### Exercise directions
Quote all entries in full, exactly.

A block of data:
++++
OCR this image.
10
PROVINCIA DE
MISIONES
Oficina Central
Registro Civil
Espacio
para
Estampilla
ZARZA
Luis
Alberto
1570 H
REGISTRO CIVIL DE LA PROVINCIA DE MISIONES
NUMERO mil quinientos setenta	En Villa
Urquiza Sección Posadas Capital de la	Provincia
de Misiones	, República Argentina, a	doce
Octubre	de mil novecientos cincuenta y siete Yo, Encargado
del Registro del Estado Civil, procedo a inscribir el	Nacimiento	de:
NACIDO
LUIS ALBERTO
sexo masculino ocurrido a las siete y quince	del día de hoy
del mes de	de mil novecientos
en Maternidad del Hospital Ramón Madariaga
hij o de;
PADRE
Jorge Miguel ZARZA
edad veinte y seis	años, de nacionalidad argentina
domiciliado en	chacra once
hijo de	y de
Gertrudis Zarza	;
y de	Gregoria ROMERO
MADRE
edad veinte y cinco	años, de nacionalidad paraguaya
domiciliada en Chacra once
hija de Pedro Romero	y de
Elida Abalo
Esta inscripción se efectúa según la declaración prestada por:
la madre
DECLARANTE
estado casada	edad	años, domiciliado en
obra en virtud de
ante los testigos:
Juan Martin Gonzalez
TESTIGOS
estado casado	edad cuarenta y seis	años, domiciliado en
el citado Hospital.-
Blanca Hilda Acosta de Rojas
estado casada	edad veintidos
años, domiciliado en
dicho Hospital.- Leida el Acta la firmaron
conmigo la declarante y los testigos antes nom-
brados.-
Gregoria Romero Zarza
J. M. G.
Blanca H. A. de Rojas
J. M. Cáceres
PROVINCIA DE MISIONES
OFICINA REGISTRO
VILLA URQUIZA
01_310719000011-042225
++++
### Reply
OCR this image.
10
PROVINCIA DE
MISIONES
Oficina Central
Registro Civil
Espacio
para
Estampilla
ZARZA
Luis
Alberto
1570 H
REGISTRO CIVIL DE LA PROVINCIA DE MISIONES
NUMERO mil quinientos setenta	En Villa
Urquiza Sección Posadas Capital de la	Provincia
de Misiones	, República Argentina, a	doce
Octubre	de mil novecientos cincuenta y siete Yo, Encargado
del Registro del Estado Civil, procedo a inscribir el	Nacimiento	de:
NACIDO
LUIS ALBERTO
sexo masculino ocurrido a las siete y quince	del día de hoy
del mes de	de mil novecientos
en Maternidad del Hospital Ramón Madariaga
hij o de;
PADRE
Jorge Miguel ZARZA
edad veinte y seis	años, de nacionalidad argentina
domiciliado en	chacra once
hijo de	y de
Gertrudis Zarza	;
y de	Gregoria ROMERO
MADRE
edad veinte y cinco	años, de nacionalidad paraguaya
domiciliada en Chacra once
hija de Pedro Romero	y de
Elida Abalo
Esta inscripción se efectúa según la declaración prestada por:
la madre
DECLARANTE
estado casada	edad	años, domiciliado en
obra en virtud de
ante los testigos:
Juan Martin Gonzalez
TESTIGOS
estado casado	edad cuarenta y seis	años, domiciliado en
el citado Hospital.-
Blanca Hilda Acosta de Rojas
estado casada	edad veintidos
años, domiciliado en
dicho Hospital.- Leida el Acta la firmaron
conmigo la declarante y los testigos antes nom-
brados.-
Gregoria Romero Zarza
J. M. G.
Blanca H. A. de Rojas
J. M. Cáceres
PROVINCIA DE MISIONES
OFICINA REGISTRO
VILLA URQUIZA
01_310719000011-042225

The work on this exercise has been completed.